DIRECTIONS –
Gather every line of the entries that includes the word "color".

## START LISTED ENTRIES

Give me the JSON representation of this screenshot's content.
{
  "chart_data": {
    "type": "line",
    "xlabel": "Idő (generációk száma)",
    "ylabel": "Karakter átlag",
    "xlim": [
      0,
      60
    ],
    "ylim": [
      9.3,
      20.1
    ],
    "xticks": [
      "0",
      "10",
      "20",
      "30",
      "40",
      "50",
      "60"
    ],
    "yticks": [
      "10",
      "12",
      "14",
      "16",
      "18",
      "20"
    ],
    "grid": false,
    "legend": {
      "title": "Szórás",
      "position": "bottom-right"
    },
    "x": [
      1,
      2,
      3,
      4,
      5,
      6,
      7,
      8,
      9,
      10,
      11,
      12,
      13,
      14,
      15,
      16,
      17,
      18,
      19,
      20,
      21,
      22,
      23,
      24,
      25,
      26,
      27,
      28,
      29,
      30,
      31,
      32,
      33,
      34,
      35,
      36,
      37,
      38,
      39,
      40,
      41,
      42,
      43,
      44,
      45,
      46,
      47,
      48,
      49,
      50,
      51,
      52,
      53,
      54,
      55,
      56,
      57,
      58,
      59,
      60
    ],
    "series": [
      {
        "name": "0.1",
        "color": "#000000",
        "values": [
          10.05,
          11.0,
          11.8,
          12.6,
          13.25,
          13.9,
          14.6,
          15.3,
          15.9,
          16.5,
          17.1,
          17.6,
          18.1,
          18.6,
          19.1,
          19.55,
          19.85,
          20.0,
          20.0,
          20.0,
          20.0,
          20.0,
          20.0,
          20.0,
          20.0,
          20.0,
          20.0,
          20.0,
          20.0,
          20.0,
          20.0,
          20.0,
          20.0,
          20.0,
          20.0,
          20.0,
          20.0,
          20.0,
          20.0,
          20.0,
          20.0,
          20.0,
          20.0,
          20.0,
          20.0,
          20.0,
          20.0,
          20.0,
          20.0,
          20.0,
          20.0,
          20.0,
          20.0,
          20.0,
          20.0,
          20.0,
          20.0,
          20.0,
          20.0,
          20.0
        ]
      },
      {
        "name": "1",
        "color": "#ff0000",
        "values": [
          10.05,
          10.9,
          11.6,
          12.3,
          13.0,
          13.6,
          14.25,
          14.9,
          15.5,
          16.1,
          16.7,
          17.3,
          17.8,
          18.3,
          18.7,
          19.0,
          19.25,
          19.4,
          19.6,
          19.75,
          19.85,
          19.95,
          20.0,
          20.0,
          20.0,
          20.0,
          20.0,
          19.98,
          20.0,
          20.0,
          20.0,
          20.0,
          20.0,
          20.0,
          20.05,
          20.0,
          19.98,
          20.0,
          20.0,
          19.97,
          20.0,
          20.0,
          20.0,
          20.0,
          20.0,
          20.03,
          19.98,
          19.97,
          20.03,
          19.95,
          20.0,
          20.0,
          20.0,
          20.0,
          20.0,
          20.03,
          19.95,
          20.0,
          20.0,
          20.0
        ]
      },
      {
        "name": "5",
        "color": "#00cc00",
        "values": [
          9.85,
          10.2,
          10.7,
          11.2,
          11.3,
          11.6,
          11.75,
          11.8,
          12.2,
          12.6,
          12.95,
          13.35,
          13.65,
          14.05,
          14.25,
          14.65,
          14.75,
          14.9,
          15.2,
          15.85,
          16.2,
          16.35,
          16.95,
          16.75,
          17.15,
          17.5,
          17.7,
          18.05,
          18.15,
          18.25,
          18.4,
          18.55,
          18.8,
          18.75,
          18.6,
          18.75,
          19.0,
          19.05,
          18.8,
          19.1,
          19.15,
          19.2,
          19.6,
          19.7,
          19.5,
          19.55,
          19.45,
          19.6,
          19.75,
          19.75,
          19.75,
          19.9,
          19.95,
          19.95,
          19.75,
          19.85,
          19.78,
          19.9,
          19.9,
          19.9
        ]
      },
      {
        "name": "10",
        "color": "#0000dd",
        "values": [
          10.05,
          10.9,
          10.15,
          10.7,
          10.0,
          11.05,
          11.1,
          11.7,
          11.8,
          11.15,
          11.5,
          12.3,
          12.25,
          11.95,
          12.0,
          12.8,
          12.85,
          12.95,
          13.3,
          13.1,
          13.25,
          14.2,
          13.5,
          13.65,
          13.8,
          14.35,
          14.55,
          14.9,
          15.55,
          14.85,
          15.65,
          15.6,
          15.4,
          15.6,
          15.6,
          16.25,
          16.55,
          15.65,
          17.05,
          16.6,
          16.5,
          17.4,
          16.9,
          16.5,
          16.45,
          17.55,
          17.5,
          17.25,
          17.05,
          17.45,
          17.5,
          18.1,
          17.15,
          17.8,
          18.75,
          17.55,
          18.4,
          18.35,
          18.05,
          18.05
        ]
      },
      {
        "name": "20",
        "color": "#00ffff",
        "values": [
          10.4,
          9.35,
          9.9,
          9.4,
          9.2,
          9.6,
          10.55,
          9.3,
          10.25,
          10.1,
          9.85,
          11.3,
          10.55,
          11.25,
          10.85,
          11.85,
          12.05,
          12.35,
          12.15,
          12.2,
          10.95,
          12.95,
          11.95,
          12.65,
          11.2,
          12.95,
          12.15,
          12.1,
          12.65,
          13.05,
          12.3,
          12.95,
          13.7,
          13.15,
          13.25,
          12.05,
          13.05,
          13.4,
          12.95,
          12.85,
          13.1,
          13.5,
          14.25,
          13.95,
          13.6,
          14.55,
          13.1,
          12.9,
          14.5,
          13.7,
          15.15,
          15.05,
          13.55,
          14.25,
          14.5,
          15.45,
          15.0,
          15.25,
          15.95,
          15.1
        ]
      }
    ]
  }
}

## END LISTED ENTRIES

RESULT FOR THIS EXERCISE –
        "color": "#000000",
        "color": "#ff0000",
        "color": "#00cc00",
        "color": "#0000dd",
        "color": "#00ffff",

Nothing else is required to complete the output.